* start *
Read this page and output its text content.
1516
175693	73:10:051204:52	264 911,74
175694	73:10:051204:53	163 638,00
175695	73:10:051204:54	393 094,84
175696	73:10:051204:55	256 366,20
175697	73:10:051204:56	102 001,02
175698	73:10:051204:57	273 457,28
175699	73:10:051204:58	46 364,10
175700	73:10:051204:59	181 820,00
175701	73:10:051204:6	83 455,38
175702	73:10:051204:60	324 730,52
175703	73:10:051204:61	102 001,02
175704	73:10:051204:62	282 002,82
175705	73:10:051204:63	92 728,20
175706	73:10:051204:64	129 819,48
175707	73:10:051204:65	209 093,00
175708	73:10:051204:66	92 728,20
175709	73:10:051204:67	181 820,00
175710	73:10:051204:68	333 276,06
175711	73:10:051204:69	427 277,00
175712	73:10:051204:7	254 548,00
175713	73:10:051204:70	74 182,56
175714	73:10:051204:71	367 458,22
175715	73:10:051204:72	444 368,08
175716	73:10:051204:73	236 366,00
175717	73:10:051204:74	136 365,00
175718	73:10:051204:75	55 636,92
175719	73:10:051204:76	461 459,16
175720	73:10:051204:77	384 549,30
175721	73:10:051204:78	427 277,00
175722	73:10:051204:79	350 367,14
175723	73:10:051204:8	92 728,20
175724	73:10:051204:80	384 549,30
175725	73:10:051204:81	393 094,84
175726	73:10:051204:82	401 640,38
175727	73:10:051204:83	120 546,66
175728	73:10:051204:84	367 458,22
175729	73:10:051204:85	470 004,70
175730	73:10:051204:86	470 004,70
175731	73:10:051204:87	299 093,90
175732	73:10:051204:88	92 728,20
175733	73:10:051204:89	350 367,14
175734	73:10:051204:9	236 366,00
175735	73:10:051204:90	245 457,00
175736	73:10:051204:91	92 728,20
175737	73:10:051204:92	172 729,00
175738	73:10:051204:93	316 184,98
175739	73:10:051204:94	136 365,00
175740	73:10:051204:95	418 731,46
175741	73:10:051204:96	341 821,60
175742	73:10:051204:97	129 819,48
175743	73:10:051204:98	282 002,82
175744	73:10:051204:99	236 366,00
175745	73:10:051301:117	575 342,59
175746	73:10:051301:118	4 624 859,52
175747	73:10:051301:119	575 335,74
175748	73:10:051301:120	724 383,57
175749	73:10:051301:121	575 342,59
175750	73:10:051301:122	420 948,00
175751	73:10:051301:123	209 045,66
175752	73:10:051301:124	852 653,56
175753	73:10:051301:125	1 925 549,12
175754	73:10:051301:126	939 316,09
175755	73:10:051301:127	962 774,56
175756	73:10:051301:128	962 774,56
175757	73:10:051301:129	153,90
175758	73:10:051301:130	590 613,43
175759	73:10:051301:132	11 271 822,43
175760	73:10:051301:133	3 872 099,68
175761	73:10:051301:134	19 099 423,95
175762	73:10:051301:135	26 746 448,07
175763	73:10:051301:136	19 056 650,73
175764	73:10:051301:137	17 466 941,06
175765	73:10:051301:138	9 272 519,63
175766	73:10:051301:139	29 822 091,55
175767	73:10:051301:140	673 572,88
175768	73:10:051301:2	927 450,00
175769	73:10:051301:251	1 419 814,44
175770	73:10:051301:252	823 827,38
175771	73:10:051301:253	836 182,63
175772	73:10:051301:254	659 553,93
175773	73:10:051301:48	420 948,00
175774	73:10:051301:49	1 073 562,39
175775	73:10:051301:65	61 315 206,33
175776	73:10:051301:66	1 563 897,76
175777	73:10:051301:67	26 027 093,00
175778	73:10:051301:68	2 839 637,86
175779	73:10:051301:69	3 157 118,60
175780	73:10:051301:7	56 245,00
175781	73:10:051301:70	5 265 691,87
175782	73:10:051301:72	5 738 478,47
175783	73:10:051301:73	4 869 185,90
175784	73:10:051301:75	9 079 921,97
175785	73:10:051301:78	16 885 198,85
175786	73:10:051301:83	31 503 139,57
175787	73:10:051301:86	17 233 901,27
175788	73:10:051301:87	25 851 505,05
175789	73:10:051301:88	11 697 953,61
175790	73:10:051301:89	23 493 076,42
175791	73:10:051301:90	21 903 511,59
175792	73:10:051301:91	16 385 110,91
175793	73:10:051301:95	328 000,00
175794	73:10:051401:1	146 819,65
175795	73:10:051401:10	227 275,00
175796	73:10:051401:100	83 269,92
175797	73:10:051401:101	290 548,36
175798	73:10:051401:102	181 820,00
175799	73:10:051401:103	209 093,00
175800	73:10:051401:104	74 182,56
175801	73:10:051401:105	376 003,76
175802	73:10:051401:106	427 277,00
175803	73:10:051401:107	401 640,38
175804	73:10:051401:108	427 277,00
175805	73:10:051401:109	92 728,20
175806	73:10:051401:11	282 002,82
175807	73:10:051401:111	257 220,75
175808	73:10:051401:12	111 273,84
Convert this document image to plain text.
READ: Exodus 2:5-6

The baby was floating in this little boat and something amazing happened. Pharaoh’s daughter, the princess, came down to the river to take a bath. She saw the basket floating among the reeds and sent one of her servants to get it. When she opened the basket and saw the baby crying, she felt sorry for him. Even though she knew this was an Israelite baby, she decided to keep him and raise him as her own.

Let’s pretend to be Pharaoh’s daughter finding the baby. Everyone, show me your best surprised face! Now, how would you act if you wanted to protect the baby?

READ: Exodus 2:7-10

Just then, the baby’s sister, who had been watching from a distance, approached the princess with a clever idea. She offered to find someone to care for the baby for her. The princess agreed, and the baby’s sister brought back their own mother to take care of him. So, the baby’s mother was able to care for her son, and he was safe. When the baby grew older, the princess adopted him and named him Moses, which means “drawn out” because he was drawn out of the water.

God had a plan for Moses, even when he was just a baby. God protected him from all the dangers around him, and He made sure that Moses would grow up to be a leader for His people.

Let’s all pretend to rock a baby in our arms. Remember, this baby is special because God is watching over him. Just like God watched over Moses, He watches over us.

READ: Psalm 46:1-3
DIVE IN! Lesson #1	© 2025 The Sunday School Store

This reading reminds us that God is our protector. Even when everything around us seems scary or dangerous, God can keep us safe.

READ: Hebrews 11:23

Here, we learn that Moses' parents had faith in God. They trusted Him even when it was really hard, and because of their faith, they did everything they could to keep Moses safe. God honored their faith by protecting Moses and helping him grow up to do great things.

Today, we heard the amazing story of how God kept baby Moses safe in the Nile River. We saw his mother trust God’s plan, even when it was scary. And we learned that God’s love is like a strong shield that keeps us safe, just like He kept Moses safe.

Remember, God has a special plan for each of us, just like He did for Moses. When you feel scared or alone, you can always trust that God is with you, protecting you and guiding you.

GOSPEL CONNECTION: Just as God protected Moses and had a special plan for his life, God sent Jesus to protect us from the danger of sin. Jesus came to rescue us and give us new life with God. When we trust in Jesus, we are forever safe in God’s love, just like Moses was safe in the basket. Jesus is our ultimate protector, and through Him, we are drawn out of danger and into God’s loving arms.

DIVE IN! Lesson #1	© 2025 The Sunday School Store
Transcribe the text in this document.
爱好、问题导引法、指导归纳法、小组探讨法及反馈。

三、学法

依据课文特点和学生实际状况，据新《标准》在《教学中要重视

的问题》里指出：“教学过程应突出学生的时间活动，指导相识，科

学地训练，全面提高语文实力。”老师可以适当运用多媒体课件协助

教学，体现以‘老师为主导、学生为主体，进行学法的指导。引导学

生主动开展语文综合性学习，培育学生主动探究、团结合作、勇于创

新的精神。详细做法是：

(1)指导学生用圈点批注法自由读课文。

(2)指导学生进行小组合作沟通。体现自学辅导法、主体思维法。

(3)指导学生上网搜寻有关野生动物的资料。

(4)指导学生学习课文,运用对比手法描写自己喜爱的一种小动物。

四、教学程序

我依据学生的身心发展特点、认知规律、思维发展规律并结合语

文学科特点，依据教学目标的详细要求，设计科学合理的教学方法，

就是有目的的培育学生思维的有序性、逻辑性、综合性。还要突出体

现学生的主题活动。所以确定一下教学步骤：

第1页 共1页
* end *
◆ **TO BE DONE**
In the entries above, find the line containing "Transcribe the text in this document.". Set down that line and every line after it through the last one, exactly and alone.

◆ **RESULT OF THE EXERCISE**
Transcribe the text in this document.
爱好、问题导引法、指导归纳法、小组探讨法及反馈。

三、学法

依据课文特点和学生实际状况，据新《标准》在《教学中要重视

的问题》里指出：“教学过程应突出学生的时间活动，指导相识，科

学地训练，全面提高语文实力。”老师可以适当运用多媒体课件协助

教学，体现以‘老师为主导、学生为主体，进行学法的指导。引导学

生主动开展语文综合性学习，培育学生主动探究、团结合作、勇于创

新的精神。详细做法是：

(1)指导学生用圈点批注法自由读课文。

(2)指导学生进行小组合作沟通。体现自学辅导法、主体思维法。

(3)指导学生上网搜寻有关野生动物的资料。

(4)指导学生学习课文,运用对比手法描写自己喜爱的一种小动物。

四、教学程序

我依据学生的身心发展特点、认知规律、思维发展规律并结合语

文学科特点，依据教学目标的详细要求，设计科学合理的教学方法，

就是有目的的培育学生思维的有序性、逻辑性、综合性。还要突出体

现学生的主题活动。所以确定一下教学步骤：

第1页 共1页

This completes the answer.